A run of records
____

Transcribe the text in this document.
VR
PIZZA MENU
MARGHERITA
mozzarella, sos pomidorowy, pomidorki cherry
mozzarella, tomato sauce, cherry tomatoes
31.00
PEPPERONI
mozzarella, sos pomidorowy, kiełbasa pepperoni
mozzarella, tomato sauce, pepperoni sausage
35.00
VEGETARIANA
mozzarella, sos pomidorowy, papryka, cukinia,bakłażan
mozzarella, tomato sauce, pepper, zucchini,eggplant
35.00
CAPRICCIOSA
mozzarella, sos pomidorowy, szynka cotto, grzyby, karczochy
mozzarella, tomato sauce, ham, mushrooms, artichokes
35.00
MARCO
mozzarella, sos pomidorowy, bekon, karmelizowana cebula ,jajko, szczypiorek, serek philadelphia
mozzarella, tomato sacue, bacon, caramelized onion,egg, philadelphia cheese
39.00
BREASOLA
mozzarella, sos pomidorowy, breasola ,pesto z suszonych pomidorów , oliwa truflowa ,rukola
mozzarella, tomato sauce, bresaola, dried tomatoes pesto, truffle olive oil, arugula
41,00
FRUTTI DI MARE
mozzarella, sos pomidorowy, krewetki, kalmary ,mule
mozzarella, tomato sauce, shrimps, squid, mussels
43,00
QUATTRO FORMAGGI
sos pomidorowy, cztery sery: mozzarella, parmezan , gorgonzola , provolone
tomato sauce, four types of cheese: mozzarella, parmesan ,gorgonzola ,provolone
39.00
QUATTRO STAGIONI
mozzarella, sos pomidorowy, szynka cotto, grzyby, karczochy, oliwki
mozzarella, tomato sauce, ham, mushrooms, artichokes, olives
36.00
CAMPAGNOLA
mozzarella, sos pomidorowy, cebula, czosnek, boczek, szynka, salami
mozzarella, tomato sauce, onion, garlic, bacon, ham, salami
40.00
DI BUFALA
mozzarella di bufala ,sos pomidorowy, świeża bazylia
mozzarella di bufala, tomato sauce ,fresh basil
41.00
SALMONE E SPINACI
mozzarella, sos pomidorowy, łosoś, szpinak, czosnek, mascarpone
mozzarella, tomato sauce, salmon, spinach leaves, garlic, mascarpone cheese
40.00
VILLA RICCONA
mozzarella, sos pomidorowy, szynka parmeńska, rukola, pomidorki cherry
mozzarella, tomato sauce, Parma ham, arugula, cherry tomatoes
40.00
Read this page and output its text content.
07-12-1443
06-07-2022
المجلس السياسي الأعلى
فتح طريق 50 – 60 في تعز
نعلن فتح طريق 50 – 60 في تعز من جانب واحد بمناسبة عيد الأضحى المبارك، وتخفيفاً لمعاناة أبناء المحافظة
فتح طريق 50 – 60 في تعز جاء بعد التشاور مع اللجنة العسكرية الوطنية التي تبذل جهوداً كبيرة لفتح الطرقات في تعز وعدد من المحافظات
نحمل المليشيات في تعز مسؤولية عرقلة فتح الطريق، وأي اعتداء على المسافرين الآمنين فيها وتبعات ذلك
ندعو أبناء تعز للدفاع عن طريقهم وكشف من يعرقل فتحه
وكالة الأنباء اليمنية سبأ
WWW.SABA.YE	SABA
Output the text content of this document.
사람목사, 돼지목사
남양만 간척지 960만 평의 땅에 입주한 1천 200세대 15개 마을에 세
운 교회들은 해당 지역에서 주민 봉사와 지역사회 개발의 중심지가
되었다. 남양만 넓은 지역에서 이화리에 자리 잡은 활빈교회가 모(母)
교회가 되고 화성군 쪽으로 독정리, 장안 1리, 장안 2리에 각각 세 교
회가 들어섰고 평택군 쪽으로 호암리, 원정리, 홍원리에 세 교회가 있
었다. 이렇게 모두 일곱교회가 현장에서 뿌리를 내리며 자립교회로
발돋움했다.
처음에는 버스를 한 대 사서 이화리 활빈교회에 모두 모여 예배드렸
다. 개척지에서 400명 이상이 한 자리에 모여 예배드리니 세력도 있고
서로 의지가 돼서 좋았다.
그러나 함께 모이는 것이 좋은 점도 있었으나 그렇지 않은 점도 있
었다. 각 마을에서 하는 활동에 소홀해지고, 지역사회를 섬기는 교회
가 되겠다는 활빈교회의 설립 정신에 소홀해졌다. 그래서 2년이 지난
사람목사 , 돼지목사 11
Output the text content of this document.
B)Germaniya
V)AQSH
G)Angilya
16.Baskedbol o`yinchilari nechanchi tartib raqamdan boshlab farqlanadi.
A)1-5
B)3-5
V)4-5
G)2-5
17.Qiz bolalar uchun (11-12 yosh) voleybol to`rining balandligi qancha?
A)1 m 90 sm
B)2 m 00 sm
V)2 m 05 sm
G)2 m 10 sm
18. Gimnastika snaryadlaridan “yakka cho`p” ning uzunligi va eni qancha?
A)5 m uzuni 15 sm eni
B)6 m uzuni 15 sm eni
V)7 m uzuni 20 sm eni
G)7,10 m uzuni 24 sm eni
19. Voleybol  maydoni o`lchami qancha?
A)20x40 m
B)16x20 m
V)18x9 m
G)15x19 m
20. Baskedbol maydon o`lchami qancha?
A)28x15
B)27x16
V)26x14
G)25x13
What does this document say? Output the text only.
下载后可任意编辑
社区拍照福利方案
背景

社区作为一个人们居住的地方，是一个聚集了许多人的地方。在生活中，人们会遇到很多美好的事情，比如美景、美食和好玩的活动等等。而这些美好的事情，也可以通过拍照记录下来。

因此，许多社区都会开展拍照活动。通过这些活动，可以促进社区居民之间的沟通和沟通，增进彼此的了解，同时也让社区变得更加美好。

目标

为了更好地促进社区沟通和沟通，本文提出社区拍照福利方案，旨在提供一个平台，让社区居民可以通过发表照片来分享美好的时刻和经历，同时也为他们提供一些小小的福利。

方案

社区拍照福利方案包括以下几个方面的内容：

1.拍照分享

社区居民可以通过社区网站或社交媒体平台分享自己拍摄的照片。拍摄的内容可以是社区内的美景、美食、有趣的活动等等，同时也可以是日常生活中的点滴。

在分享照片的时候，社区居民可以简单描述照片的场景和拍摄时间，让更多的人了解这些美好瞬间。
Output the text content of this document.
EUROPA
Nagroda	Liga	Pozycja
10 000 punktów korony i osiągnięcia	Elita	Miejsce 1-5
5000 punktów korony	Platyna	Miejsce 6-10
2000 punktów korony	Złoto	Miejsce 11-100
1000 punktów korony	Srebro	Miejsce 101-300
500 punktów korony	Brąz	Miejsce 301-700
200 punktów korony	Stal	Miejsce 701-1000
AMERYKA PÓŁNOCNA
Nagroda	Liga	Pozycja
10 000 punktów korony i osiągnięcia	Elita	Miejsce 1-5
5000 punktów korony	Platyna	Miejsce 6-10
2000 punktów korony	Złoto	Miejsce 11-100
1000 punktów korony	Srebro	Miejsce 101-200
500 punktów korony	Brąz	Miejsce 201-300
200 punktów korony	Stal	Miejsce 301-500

____

EXERCISE GOAL - Without omitting anything, output the entries exactly.

EXERCISE RESPONSE -
Transcribe the text in this document.
VR
PIZZA MENU
MARGHERITA
mozzarella, sos pomidorowy, pomidorki cherry
mozzarella, tomato sauce, cherry tomatoes
31.00
PEPPERONI
mozzarella, sos pomidorowy, kiełbasa pepperoni
mozzarella, tomato sauce, pepperoni sausage
35.00
VEGETARIANA
mozzarella, sos pomidorowy, papryka, cukinia,bakłażan
mozzarella, tomato sauce, pepper, zucchini,eggplant
35.00
CAPRICCIOSA
mozzarella, sos pomidorowy, szynka cotto, grzyby, karczochy
mozzarella, tomato sauce, ham, mushrooms, artichokes
35.00
MARCO
mozzarella, sos pomidorowy, bekon, karmelizowana cebula ,jajko, szczypiorek, serek philadelphia
mozzarella, tomato sacue, bacon, caramelized onion,egg, philadelphia cheese
39.00
BREASOLA
mozzarella, sos pomidorowy, breasola ,pesto z suszonych pomidorów , oliwa truflowa ,rukola
mozzarella, tomato sauce, bresaola, dried tomatoes pesto, truffle olive oil, arugula
41,00
FRUTTI DI MARE
mozzarella, sos pomidorowy, krewetki, kalmary ,mule
mozzarella, tomato sauce, shrimps, squid, mussels
43,00
QUATTRO FORMAGGI
sos pomidorowy, cztery sery: mozzarella, parmezan , gorgonzola , provolone
tomato sauce, four types of cheese: mozzarella, parmesan ,gorgonzola ,provolone
39.00
QUATTRO STAGIONI
mozzarella, sos pomidorowy, szynka cotto, grzyby, karczochy, oliwki
mozzarella, tomato sauce, ham, mushrooms, artichokes, olives
36.00
CAMPAGNOLA
mozzarella, sos pomidorowy, cebula, czosnek, boczek, szynka, salami
mozzarella, tomato sauce, onion, garlic, bacon, ham, salami
40.00
DI BUFALA
mozzarella di bufala ,sos pomidorowy, świeża bazylia
mozzarella di bufala, tomato sauce ,fresh basil
41.00
SALMONE E SPINACI
mozzarella, sos pomidorowy, łosoś, szpinak, czosnek, mascarpone
mozzarella, tomato sauce, salmon, spinach leaves, garlic, mascarpone cheese
40.00
VILLA RICCONA
mozzarella, sos pomidorowy, szynka parmeńska, rukola, pomidorki cherry
mozzarella, tomato sauce, Parma ham, arugula, cherry tomatoes
40.00
Read this page and output its text content.
07-12-1443
06-07-2022
المجلس السياسي الأعلى
فتح طريق 50 – 60 في تعز
نعلن فتح طريق 50 – 60 في تعز من جانب واحد بمناسبة عيد الأضحى المبارك، وتخفيفاً لمعاناة أبناء المحافظة
فتح طريق 50 – 60 في تعز جاء بعد التشاور مع اللجنة العسكرية الوطنية التي تبذل جهوداً كبيرة لفتح الطرقات في تعز وعدد من المحافظات
نحمل المليشيات في تعز مسؤولية عرقلة فتح الطريق، وأي اعتداء على المسافرين الآمنين فيها وتبعات ذلك
ندعو أبناء تعز للدفاع عن طريقهم وكشف من يعرقل فتحه
وكالة الأنباء اليمنية سبأ
WWW.SABA.YE	SABA
Output the text content of this document.
사람목사, 돼지목사
남양만 간척지 960만 평의 땅에 입주한 1천 200세대 15개 마을에 세
운 교회들은 해당 지역에서 주민 봉사와 지역사회 개발의 중심지가
되었다. 남양만 넓은 지역에서 이화리에 자리 잡은 활빈교회가 모(母)
교회가 되고 화성군 쪽으로 독정리, 장안 1리, 장안 2리에 각각 세 교
회가 들어섰고 평택군 쪽으로 호암리, 원정리, 홍원리에 세 교회가 있
었다. 이렇게 모두 일곱교회가 현장에서 뿌리를 내리며 자립교회로
발돋움했다.
처음에는 버스를 한 대 사서 이화리 활빈교회에 모두 모여 예배드렸
다. 개척지에서 400명 이상이 한 자리에 모여 예배드리니 세력도 있고
서로 의지가 돼서 좋았다.
그러나 함께 모이는 것이 좋은 점도 있었으나 그렇지 않은 점도 있
었다. 각 마을에서 하는 활동에 소홀해지고, 지역사회를 섬기는 교회
가 되겠다는 활빈교회의 설립 정신에 소홀해졌다. 그래서 2년이 지난
사람목사 , 돼지목사 11
Output the text content of this document.
B)Germaniya
V)AQSH
G)Angilya
16.Baskedbol o`yinchilari nechanchi tartib raqamdan boshlab farqlanadi.
A)1-5
B)3-5
V)4-5
G)2-5
17.Qiz bolalar uchun (11-12 yosh) voleybol to`rining balandligi qancha?
A)1 m 90 sm
B)2 m 00 sm
V)2 m 05 sm
G)2 m 10 sm
18. Gimnastika snaryadlaridan “yakka cho`p” ning uzunligi va eni qancha?
A)5 m uzuni 15 sm eni
B)6 m uzuni 15 sm eni
V)7 m uzuni 20 sm eni
G)7,10 m uzuni 24 sm eni
19. Voleybol  maydoni o`lchami qancha?
A)20x40 m
B)16x20 m
V)18x9 m
G)15x19 m
20. Baskedbol maydon o`lchami qancha?
A)28x15
B)27x16
V)26x14
G)25x13
What does this document say? Output the text only.
下载后可任意编辑
社区拍照福利方案
背景

社区作为一个人们居住的地方，是一个聚集了许多人的地方。在生活中，人们会遇到很多美好的事情，比如美景、美食和好玩的活动等等。而这些美好的事情，也可以通过拍照记录下来。

因此，许多社区都会开展拍照活动。通过这些活动，可以促进社区居民之间的沟通和沟通，增进彼此的了解，同时也让社区变得更加美好。

目标

为了更好地促进社区沟通和沟通，本文提出社区拍照福利方案，旨在提供一个平台，让社区居民可以通过发表照片来分享美好的时刻和经历，同时也为他们提供一些小小的福利。

方案

社区拍照福利方案包括以下几个方面的内容：

1.拍照分享

社区居民可以通过社区网站或社交媒体平台分享自己拍摄的照片。拍摄的内容可以是社区内的美景、美食、有趣的活动等等，同时也可以是日常生活中的点滴。

在分享照片的时候，社区居民可以简单描述照片的场景和拍摄时间，让更多的人了解这些美好瞬间。
Output the text content of this document.
EUROPA
Nagroda	Liga	Pozycja
10 000 punktów korony i osiągnięcia	Elita	Miejsce 1-5
5000 punktów korony	Platyna	Miejsce 6-10
2000 punktów korony	Złoto	Miejsce 11-100
1000 punktów korony	Srebro	Miejsce 101-300
500 punktów korony	Brąz	Miejsce 301-700
200 punktów korony	Stal	Miejsce 701-1000
AMERYKA PÓŁNOCNA
Nagroda	Liga	Pozycja
10 000 punktów korony i osiągnięcia	Elita	Miejsce 1-5
5000 punktów korony	Platyna	Miejsce 6-10
2000 punktów korony	Złoto	Miejsce 11-100
1000 punktów korony	Srebro	Miejsce 101-200
500 punktów korony	Brąz	Miejsce 201-300
200 punktów korony	Stal	Miejsce 301-500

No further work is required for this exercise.